## [Aim of the exercise]
Leave out the images and repeat the listing below without a single change.

======== Data lines

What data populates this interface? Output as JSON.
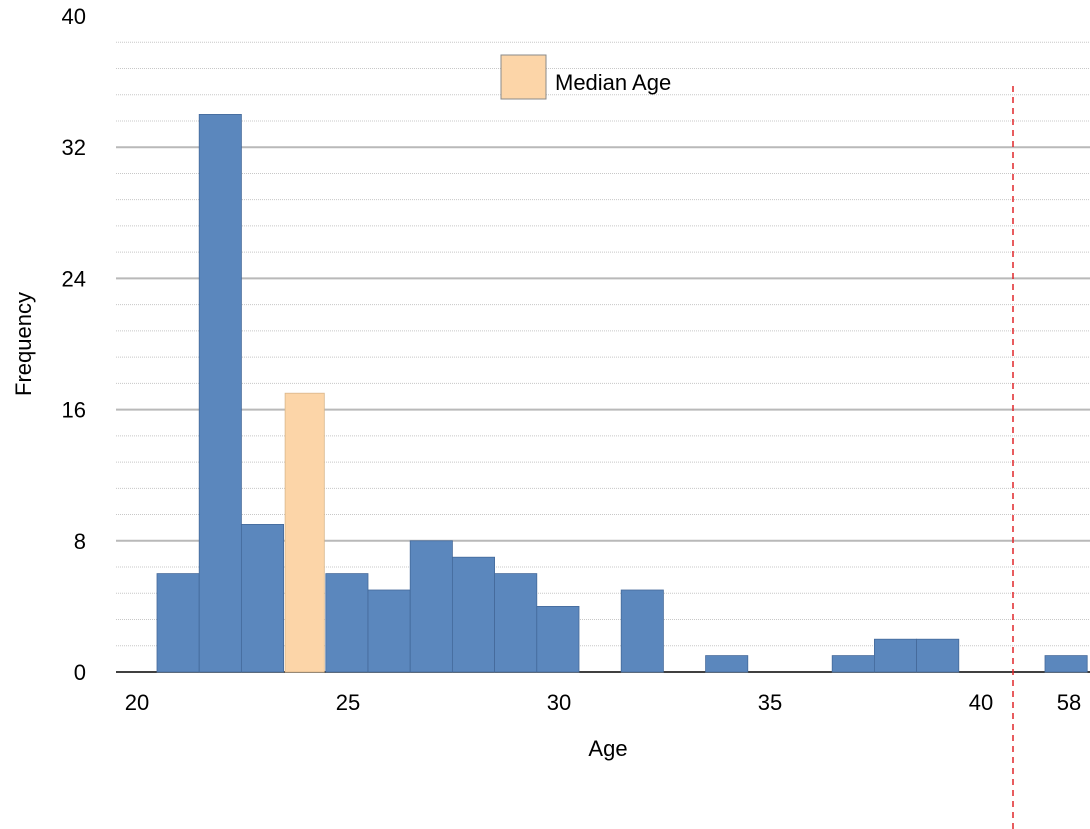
{
  "chart_data": {
    "type": "bar",
    "title": "",
    "xlabel": "Age",
    "ylabel": "Frequency",
    "ylim": [
      0,
      40
    ],
    "yticks": [
      0,
      8,
      16,
      24,
      32,
      40
    ],
    "xticks": [
      {
        "value": 20,
        "label": "20"
      },
      {
        "value": 25,
        "label": "25"
      },
      {
        "value": 30,
        "label": "30"
      },
      {
        "value": 35,
        "label": "35"
      },
      {
        "value": 40,
        "label": "40"
      },
      {
        "value": 58,
        "label": "58"
      }
    ],
    "axis_break": {
      "after": 40,
      "before": 58,
      "style": "dashed-red-line"
    },
    "grid": true,
    "legend": {
      "label": "Median Age",
      "position": "top-center",
      "color": "#FCD5A8"
    },
    "bars": [
      {
        "age": 21,
        "value": 6
      },
      {
        "age": 22,
        "value": 34
      },
      {
        "age": 23,
        "value": 9
      },
      {
        "age": 24,
        "value": 17,
        "highlight": true
      },
      {
        "age": 25,
        "value": 6
      },
      {
        "age": 26,
        "value": 5
      },
      {
        "age": 27,
        "value": 8
      },
      {
        "age": 28,
        "value": 7
      },
      {
        "age": 29,
        "value": 6
      },
      {
        "age": 30,
        "value": 4
      },
      {
        "age": 31,
        "value": 0
      },
      {
        "age": 32,
        "value": 5
      },
      {
        "age": 33,
        "value": 0
      },
      {
        "age": 34,
        "value": 1
      },
      {
        "age": 35,
        "value": 0
      },
      {
        "age": 36,
        "value": 0
      },
      {
        "age": 37,
        "value": 1
      },
      {
        "age": 38,
        "value": 2
      },
      {
        "age": 39,
        "value": 2
      },
      {
        "age": 40,
        "value": 0
      },
      {
        "age": 58,
        "value": 1
      }
    ],
    "colors": {
      "bar": "#5B87BD",
      "highlight": "#FCD5A8",
      "break_line": "#E0262A",
      "major_grid": "#B9B9B9",
      "minor_grid": "#C8C8C8"
    }
  }
}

================

## [Solution to this exercise]
What data populates this interface? Output as JSON.
{
  "chart_data": {
    "type": "bar",
    "title": "",
    "xlabel": "Age",
    "ylabel": "Frequency",
    "ylim": [
      0,
      40
    ],
    "yticks": [
      0,
      8,
      16,
      24,
      32,
      40
    ],
    "xticks": [
      {
        "value": 20,
        "label": "20"
      },
      {
        "value": 25,
        "label": "25"
      },
      {
        "value": 30,
        "label": "30"
      },
      {
        "value": 35,
        "label": "35"
      },
      {
        "value": 40,
        "label": "40"
      },
      {
        "value": 58,
        "label": "58"
      }
    ],
    "axis_break": {
      "after": 40,
      "before": 58,
      "style": "dashed-red-line"
    },
    "grid": true,
    "legend": {
      "label": "Median Age",
      "position": "top-center",
      "color": "#FCD5A8"
    },
    "bars": [
      {
        "age": 21,
        "value": 6
      },
      {
        "age": 22,
        "value": 34
      },
      {
        "age": 23,
        "value": 9
      },
      {
        "age": 24,
        "value": 17,
        "highlight": true
      },
      {
        "age": 25,
        "value": 6
      },
      {
        "age": 26,
        "value": 5
      },
      {
        "age": 27,
        "value": 8
      },
      {
        "age": 28,
        "value": 7
      },
      {
        "age": 29,
        "value": 6
      },
      {
        "age": 30,
        "value": 4
      },
      {
        "age": 31,
        "value": 0
      },
      {
        "age": 32,
        "value": 5
      },
      {
        "age": 33,
        "value": 0
      },
      {
        "age": 34,
        "value": 1
      },
      {
        "age": 35,
        "value": 0
      },
      {
        "age": 36,
        "value": 0
      },
      {
        "age": 37,
        "value": 1
      },
      {
        "age": 38,
        "value": 2
      },
      {
        "age": 39,
        "value": 2
      },
      {
        "age": 40,
        "value": 0
      },
      {
        "age": 58,
        "value": 1
      }
    ],
    "colors": {
      "bar": "#5B87BD",
      "highlight": "#FCD5A8",
      "break_line": "#E0262A",
      "major_grid": "#B9B9B9",
      "minor_grid": "#C8C8C8"
    }
  }
}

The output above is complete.